> _Your goal_
In the data that follows, count every line holding the string "Доступные" and give the count alone.
— START Supplied information —
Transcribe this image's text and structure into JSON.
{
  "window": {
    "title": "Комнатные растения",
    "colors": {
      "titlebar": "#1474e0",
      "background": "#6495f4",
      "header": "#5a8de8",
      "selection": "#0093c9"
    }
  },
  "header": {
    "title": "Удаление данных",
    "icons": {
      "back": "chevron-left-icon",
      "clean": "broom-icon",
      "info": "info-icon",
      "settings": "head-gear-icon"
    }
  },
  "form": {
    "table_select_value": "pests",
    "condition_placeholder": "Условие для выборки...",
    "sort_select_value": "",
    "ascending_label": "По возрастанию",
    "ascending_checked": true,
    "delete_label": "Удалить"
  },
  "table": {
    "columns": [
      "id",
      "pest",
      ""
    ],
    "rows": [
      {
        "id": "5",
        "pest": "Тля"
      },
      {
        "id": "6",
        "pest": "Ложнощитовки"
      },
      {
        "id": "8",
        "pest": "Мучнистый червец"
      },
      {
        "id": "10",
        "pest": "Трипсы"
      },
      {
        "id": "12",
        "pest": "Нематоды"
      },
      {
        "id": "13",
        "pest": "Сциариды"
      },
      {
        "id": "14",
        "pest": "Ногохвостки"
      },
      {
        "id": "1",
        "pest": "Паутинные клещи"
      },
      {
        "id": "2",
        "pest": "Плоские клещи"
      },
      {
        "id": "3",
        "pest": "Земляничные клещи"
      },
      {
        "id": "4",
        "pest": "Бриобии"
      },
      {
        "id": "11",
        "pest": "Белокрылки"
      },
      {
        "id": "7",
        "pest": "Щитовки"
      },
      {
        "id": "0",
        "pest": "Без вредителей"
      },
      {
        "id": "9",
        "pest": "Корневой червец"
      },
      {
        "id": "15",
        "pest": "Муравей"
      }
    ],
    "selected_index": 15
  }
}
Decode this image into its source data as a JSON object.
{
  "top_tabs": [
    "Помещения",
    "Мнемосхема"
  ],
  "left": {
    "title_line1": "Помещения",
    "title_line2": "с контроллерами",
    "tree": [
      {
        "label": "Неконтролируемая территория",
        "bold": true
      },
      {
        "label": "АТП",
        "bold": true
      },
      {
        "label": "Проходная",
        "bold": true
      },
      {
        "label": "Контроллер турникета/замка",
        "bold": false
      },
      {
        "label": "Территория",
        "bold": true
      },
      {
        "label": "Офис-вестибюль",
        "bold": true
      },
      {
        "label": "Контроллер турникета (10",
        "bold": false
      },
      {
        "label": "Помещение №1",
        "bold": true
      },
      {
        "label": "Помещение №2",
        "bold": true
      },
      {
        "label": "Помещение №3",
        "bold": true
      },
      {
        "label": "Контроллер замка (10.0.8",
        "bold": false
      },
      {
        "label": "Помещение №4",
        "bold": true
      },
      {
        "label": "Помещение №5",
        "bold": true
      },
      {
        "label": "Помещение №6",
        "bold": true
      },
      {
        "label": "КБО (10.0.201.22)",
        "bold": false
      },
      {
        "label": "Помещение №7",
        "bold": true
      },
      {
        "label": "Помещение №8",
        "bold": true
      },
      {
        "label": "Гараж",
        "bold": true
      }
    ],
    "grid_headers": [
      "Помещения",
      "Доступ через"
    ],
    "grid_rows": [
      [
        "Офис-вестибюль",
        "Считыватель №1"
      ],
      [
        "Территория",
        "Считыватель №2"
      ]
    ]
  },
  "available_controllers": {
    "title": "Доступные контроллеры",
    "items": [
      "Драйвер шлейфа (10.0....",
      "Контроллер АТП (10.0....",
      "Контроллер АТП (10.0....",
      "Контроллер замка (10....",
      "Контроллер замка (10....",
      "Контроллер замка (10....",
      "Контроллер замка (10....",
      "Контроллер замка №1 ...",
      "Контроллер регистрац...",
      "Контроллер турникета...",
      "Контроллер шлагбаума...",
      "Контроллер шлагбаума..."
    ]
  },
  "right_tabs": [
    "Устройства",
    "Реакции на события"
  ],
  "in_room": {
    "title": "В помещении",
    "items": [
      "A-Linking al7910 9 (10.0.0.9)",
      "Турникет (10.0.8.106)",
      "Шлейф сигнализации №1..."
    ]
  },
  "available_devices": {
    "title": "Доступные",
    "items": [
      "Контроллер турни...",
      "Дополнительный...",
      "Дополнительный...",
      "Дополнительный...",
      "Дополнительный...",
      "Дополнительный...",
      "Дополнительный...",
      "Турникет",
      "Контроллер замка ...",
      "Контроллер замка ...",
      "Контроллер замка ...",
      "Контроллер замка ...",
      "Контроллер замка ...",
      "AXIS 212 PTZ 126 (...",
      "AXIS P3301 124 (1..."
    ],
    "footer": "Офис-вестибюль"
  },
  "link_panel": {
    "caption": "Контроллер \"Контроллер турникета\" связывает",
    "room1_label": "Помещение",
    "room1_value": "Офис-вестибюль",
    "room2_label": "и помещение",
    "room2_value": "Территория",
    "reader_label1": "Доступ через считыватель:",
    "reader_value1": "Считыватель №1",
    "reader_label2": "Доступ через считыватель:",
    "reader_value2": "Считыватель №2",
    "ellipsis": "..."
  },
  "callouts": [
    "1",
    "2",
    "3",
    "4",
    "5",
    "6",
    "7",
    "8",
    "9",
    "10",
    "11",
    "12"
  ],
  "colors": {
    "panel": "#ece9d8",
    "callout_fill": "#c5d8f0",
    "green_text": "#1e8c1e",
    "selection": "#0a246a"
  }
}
— END Supplied information —
> _Task result_
2